[Extracted records]
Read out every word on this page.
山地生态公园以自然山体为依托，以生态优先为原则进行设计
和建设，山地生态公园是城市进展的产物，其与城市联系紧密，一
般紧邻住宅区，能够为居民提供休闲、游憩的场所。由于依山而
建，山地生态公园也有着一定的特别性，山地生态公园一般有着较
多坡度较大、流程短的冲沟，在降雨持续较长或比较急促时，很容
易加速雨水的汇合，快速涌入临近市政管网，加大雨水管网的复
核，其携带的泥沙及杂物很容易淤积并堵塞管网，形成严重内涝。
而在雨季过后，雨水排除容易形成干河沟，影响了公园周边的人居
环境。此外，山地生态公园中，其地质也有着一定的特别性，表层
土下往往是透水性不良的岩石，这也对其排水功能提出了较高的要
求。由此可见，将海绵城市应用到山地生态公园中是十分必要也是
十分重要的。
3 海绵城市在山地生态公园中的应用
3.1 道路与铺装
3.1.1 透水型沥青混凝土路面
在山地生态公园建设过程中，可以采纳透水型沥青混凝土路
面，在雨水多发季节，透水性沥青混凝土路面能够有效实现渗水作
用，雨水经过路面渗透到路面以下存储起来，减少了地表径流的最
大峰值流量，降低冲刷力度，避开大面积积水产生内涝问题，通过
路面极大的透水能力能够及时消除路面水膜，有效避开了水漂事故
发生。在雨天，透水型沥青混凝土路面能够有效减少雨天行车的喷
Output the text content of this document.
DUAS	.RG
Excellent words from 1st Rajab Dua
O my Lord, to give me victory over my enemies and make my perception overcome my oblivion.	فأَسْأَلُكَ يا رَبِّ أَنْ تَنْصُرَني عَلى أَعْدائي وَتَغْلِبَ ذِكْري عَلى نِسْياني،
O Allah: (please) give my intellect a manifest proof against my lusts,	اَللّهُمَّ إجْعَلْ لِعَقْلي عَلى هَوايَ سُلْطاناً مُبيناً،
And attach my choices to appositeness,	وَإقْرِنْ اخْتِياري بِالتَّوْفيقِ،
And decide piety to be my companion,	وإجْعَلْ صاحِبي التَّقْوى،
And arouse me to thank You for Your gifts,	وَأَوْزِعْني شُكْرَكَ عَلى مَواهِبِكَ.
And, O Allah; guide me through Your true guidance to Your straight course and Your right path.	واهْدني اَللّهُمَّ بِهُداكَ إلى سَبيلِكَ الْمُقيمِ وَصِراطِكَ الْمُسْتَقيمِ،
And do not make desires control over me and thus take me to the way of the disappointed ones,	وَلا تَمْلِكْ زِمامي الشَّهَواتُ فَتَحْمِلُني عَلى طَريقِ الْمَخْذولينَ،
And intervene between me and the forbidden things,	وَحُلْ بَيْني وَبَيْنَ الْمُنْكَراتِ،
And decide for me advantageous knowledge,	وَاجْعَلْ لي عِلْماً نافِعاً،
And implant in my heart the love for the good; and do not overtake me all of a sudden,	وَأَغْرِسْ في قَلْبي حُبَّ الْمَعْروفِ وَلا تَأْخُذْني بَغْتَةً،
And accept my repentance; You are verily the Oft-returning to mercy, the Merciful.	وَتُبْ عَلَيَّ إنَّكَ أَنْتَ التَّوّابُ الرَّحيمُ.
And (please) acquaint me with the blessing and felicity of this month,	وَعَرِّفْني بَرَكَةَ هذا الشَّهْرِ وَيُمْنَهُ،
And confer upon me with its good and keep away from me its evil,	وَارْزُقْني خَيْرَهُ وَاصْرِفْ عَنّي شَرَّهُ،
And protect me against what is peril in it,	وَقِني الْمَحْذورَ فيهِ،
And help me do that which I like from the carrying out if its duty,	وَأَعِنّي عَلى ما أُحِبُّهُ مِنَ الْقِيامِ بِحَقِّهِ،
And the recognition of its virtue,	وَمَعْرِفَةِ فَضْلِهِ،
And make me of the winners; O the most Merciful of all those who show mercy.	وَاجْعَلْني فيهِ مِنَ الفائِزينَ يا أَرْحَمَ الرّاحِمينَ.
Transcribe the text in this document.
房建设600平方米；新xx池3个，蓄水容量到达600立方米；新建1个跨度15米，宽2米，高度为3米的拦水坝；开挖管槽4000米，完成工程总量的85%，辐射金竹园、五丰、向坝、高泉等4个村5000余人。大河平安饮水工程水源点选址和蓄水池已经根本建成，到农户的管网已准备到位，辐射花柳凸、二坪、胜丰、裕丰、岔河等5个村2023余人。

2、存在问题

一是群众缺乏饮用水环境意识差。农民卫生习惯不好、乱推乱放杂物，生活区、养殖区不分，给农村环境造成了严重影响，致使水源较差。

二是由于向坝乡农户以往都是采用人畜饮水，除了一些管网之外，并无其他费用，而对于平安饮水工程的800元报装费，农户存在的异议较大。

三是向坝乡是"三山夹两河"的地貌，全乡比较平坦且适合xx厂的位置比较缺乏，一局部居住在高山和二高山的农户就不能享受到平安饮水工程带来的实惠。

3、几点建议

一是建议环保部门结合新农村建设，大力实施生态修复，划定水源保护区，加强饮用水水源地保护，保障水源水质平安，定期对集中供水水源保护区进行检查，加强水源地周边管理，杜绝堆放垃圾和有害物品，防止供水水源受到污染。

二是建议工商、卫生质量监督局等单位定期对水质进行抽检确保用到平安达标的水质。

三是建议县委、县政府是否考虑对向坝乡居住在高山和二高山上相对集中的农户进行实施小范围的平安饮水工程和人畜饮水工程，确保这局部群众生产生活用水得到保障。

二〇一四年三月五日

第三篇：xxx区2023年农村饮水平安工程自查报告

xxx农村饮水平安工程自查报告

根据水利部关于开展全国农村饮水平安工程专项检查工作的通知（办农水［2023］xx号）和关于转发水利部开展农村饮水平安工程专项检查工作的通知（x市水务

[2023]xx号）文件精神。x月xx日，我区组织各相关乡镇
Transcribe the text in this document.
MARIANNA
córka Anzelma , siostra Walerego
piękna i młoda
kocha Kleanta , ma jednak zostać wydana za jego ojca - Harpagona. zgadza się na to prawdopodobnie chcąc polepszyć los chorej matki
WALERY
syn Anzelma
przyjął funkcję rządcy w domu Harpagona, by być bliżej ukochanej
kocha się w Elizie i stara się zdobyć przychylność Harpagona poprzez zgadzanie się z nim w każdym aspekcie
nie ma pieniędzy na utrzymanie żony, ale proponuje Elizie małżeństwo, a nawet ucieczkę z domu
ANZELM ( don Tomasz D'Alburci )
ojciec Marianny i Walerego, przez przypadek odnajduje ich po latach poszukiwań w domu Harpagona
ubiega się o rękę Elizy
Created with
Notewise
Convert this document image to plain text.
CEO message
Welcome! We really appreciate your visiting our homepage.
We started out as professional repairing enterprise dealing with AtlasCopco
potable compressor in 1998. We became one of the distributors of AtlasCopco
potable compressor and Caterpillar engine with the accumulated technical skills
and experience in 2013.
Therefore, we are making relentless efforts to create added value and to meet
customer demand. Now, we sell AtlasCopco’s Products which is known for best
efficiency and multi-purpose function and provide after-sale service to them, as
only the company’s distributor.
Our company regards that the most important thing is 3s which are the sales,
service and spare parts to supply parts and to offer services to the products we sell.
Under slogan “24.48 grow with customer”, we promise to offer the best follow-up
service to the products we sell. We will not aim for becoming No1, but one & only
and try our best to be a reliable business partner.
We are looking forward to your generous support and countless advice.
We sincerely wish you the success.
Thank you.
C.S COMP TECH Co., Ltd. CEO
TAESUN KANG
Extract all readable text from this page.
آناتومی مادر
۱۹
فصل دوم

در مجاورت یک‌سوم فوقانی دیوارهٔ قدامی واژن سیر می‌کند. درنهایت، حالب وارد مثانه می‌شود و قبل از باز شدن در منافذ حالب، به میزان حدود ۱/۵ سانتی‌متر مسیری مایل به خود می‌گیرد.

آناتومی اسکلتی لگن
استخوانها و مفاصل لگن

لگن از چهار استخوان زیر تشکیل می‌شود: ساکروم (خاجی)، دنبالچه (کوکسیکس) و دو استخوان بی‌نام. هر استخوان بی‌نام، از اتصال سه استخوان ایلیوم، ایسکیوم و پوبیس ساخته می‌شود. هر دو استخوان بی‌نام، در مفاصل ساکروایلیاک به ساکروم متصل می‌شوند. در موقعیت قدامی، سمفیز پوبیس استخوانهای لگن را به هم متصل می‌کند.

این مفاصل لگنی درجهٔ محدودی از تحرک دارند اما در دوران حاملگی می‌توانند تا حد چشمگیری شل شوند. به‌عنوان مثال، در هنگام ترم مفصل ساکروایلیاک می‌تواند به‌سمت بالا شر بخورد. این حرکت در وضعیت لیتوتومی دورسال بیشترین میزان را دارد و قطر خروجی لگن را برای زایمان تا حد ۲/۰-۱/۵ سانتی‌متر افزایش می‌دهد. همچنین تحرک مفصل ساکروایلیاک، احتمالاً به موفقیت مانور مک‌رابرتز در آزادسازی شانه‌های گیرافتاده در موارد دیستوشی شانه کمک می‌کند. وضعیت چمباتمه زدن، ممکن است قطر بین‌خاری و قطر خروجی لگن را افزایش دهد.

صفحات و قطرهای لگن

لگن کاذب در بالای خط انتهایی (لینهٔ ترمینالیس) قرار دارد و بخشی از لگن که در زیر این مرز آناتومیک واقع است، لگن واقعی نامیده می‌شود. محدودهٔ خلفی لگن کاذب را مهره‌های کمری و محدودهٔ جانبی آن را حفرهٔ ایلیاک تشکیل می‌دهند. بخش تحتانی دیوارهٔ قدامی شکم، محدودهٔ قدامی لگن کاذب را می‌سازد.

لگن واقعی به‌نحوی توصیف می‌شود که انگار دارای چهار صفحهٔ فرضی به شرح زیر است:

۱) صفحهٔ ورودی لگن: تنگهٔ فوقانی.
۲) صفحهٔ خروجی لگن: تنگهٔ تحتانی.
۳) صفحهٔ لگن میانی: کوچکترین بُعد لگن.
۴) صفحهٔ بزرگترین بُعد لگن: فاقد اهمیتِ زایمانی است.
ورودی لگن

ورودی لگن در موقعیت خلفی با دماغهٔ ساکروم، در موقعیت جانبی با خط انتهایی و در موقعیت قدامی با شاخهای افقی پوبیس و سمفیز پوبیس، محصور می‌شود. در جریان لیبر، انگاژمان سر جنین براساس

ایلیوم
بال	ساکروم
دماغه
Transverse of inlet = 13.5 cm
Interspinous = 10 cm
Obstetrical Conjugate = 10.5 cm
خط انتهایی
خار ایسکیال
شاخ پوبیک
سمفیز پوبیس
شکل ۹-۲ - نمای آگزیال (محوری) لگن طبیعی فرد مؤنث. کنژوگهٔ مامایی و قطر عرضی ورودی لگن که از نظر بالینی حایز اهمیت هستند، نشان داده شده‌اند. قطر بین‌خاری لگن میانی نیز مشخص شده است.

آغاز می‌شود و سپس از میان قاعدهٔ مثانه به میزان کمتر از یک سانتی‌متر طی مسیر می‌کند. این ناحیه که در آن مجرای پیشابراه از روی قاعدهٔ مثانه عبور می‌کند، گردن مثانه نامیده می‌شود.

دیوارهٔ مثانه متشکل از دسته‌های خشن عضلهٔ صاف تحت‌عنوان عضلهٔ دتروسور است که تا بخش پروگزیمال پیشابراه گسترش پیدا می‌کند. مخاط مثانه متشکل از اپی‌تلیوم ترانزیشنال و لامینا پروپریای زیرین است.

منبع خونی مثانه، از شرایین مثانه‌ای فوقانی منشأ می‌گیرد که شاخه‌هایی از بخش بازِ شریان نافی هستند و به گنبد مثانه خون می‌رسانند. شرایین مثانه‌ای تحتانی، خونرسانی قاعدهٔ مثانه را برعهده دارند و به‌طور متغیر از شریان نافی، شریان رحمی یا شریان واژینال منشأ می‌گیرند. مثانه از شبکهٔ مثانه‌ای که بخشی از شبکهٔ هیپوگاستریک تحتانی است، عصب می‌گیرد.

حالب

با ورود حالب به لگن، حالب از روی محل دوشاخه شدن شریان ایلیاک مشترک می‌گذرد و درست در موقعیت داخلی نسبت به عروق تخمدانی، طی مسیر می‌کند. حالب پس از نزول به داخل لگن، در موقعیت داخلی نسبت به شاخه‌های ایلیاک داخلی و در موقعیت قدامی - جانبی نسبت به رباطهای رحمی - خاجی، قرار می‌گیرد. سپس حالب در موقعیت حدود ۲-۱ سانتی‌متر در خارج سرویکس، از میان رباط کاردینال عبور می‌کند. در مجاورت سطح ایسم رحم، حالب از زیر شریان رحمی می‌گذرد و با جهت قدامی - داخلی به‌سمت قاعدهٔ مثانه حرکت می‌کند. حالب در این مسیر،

→ Work to complete:
Using the records above, gather all lines where the string "Elizie" is present.

→ Result for this task:
kocha się w Elizie i stara się zdobyć przychylność Harpagona poprzez zgadzanie się z nim w każdym aspekcie
nie ma pieniędzy na utrzymanie żony, ale proponuje Elizie małżeństwo, a nawet ucieczkę z domu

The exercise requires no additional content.